** GOAL **
Locate every line in the records below that contains the word "Accuracy", and copy each one.

** RECORDS **
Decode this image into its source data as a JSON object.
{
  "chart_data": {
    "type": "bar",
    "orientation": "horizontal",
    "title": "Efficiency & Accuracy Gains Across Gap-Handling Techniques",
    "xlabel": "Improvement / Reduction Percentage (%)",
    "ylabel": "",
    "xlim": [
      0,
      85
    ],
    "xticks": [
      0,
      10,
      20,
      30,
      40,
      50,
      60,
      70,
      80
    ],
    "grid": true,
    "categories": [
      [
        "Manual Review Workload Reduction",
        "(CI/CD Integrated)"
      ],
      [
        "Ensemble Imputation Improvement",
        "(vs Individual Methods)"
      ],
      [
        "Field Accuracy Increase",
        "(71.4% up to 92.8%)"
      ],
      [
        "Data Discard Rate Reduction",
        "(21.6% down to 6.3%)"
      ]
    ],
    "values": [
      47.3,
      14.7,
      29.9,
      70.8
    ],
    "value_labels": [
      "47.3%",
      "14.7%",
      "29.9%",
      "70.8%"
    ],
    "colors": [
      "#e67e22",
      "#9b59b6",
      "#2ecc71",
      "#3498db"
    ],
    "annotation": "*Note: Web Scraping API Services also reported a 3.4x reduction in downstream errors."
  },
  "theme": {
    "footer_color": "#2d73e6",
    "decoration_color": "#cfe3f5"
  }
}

** THE SOLUTION **
    "title": "Efficiency & Accuracy Gains Across Gap-Handling Techniques",
        "Field Accuracy Increase",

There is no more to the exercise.